**Required task:** Leave out the pictures and copy the remaining records exactly.

Start of Dataset excerpts

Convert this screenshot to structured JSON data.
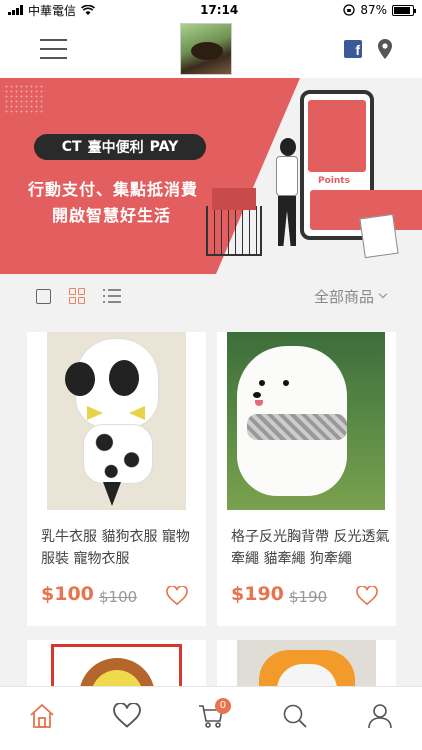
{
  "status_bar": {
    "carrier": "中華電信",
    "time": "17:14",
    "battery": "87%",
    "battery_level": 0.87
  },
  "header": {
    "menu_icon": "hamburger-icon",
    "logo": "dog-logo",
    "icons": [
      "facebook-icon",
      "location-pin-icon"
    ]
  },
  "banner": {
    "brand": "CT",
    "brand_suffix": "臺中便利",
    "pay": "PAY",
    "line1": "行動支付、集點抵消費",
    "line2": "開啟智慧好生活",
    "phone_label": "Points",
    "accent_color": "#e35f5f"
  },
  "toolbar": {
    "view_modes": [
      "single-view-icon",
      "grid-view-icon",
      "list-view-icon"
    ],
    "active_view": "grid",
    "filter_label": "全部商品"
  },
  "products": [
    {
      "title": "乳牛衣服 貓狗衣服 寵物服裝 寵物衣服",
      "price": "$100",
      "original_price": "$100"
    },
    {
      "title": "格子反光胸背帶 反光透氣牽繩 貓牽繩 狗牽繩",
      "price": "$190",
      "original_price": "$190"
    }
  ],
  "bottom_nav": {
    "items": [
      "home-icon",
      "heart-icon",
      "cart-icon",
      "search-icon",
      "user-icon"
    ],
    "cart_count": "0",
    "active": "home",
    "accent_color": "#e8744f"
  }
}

End of Dataset excerpts

**Answer below:**
Convert this screenshot to structured JSON data.
{
  "status_bar": {
    "carrier": "中華電信",
    "time": "17:14",
    "battery": "87%",
    "battery_level": 0.87
  },
  "header": {
    "menu_icon": "hamburger-icon",
    "logo": "dog-logo",
    "icons": [
      "facebook-icon",
      "location-pin-icon"
    ]
  },
  "banner": {
    "brand": "CT",
    "brand_suffix": "臺中便利",
    "pay": "PAY",
    "line1": "行動支付、集點抵消費",
    "line2": "開啟智慧好生活",
    "phone_label": "Points",
    "accent_color": "#e35f5f"
  },
  "toolbar": {
    "view_modes": [
      "single-view-icon",
      "grid-view-icon",
      "list-view-icon"
    ],
    "active_view": "grid",
    "filter_label": "全部商品"
  },
  "products": [
    {
      "title": "乳牛衣服 貓狗衣服 寵物服裝 寵物衣服",
      "price": "$100",
      "original_price": "$100"
    },
    {
      "title": "格子反光胸背帶 反光透氣牽繩 貓牽繩 狗牽繩",
      "price": "$190",
      "original_price": "$190"
    }
  ],
  "bottom_nav": {
    "items": [
      "home-icon",
      "heart-icon",
      "cart-icon",
      "search-icon",
      "user-icon"
    ],
    "cart_count": "0",
    "active": "home",
    "accent_color": "#e8744f"
  }
}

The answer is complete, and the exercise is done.